## TASK PROMPT
State how many lines of the records contain the string "legend", with case counting. Reply with the number alone.

___ DATASET ENTRIES ___

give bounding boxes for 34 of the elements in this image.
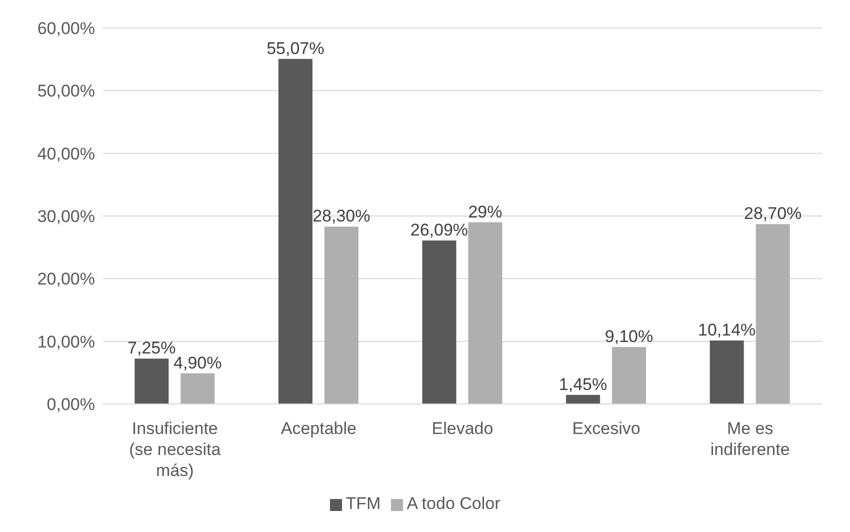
y-tick-label: 60,00% [37, 19, 95, 38]
bar [612, 346, 646, 404]
bar [468, 222, 502, 404]
data-label: 29% [468, 202, 502, 222]
bar [134, 358, 169, 404]
x-tick-label: Excesivo [572, 419, 640, 438]
data-label: 55,07% [266, 38, 324, 58]
data-label: 28,70% [744, 204, 802, 224]
y-tick-label: 10,00% [37, 332, 95, 352]
x-tick-label: Elevado [432, 419, 494, 438]
bar [422, 240, 456, 404]
x-tick-label: Aceptable [280, 419, 357, 438]
bar [566, 394, 600, 404]
legend-label: TFM [346, 494, 381, 513]
y-tick-label: 0,00% [46, 395, 95, 414]
x-tick-label: Insuficiente (se necesita más) [129, 419, 222, 480]
y-tick-label: 50,00% [37, 82, 95, 101]
bar [180, 373, 215, 404]
data-label: 9,10% [604, 326, 654, 346]
data-label: 28,30% [312, 206, 370, 226]
data-label: 26,09% [410, 220, 468, 240]
data-label: 4,90% [174, 353, 222, 372]
data-label: 1,45% [558, 374, 608, 394]
data-label: 10,14% [698, 320, 756, 340]
x-tick-label: Me es indiferente [710, 419, 790, 459]
y-tick-label: 30,00% [37, 207, 95, 226]
bar [756, 224, 790, 404]
bar [278, 58, 312, 404]
y-tick-label: 40,00% [37, 144, 95, 164]
bar [324, 226, 358, 404]
data-label: 7,25% [128, 338, 176, 358]
bar [710, 340, 744, 404]
legend-label: A todo Color [406, 494, 500, 513]
y-tick-label: 20,00% [37, 270, 95, 289]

___

## OUTPUT
2